== DOCUMENT PASSAGE

Day 1 — Documents and Audit: Collect RERA registration document, project brochure, floor plans, price list, existing brand assets. Run a full audit of any existing ad accounts, website, and tracking setup. Document everything you find — good and bad. Share a brief audit summary with the client by end of day. Day 2–3 — Research and Review: Keyword research (final list shared with client — not for approval on every keyword, but so they understand the strategy). Competitor ad audit: screenshot and annotate the top 5 competitors' current ads. Landing page review: written list of what must be fixed or built before launch. Share all three documents with the client. Day 4 — Structure Draft: Write the complete campaign structure — campaign names, ad group names, keyword assignments, match types, budget allocation, bid strategy plan for Days 1–30. Share this with the client for review. Clients don't always understand every detail, but they appreciate being shown the architecture. It builds trust. Day 5 — Build (No Live Traffic): Build the campaigns in Google Ads. Build or review the landing page. Set up all conversion tracking and test every tag. No traffic yet. Day 6 — Full QA Audit: Test every conversion tag. Submit a test form. Verify the call extension. Check every URL in every ad. Review all extensions. If anything is broken, fix it today — not tomorrow. Day 7 — Go Live: Set conservative daily budget caps (70% of theoretical daily budget for the first 3 days). Monitor every 4 hours for the first 48 hours. Send the client a "we are live" message with the campaign link in Google Ads and confirmation that tracking is working.
The single change that reduced "when are leads starting?" calls the most: sending the client a Day 7 launch confirmation with a note that says: "Expect the first leads within 5–7 days. The first 14 days are the data collection period — we will not make major changes until we have meaningful signal. Your first weekly report lands next Monday." That sentence sets the expectation, explains the timeline, and tells them exactly when to expect their first update. Most client anxiety in the first two weeks comes from silence. This protocol eliminates silence.
These conversations will happen. Rehearse them before they do. The ones who handle them calmly and specifically keep clients. The ones who fumble them lose them.
The best PPC managers I've met are not necessarily the best at running campaigns. They're the best at managing the space between what clients expect and what campaigns can deliver. That gap is where client relationships are won or lost.

====

* WHAT IS BEING ASKED
In the campaign launch plan, what share of the theoretical daily budget are the daily caps set to for the first three days after going live?

== EXTRACTED ENTRIES

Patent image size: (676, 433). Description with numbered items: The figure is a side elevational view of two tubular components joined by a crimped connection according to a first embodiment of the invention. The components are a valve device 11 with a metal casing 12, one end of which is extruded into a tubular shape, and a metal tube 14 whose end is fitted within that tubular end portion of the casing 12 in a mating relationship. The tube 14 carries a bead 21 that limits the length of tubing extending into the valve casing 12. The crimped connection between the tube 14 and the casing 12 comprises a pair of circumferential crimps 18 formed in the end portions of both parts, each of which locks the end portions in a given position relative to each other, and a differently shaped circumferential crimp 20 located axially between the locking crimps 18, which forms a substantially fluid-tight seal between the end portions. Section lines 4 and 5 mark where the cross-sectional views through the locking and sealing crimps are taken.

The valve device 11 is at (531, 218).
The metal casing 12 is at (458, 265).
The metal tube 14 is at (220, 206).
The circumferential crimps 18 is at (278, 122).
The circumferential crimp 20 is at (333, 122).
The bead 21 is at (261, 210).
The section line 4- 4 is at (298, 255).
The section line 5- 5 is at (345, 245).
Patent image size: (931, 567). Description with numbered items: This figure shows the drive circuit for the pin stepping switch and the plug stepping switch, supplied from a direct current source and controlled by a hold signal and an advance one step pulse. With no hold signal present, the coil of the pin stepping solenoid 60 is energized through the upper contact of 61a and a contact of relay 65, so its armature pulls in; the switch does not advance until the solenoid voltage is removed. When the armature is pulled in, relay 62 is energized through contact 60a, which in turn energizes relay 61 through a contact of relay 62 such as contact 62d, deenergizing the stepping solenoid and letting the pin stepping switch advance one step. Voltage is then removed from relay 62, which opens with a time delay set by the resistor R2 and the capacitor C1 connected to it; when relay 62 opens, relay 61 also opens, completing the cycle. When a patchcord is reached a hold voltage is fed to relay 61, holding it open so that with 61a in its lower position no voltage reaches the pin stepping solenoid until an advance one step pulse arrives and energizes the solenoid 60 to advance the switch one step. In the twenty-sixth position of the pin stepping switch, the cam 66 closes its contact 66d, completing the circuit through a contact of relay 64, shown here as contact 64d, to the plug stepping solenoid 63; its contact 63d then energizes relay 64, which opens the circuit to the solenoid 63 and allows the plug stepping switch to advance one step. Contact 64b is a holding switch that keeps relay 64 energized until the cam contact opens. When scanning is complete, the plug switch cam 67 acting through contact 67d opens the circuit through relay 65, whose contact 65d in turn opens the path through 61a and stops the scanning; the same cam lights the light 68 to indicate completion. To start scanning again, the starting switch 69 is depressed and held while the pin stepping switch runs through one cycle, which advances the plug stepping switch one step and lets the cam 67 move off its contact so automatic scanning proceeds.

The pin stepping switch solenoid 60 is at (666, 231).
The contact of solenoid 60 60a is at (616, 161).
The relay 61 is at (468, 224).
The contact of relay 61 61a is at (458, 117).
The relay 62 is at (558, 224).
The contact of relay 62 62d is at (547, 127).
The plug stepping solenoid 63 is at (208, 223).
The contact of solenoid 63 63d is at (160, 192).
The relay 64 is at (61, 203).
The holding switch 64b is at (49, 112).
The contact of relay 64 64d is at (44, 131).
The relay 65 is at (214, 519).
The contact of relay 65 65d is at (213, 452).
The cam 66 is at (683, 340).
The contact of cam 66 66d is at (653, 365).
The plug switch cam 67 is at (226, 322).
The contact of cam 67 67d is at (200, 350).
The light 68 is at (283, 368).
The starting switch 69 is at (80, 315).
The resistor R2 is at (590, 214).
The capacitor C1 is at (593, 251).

====

* CORRECT RESPONSE
70% of the theoretical daily budget.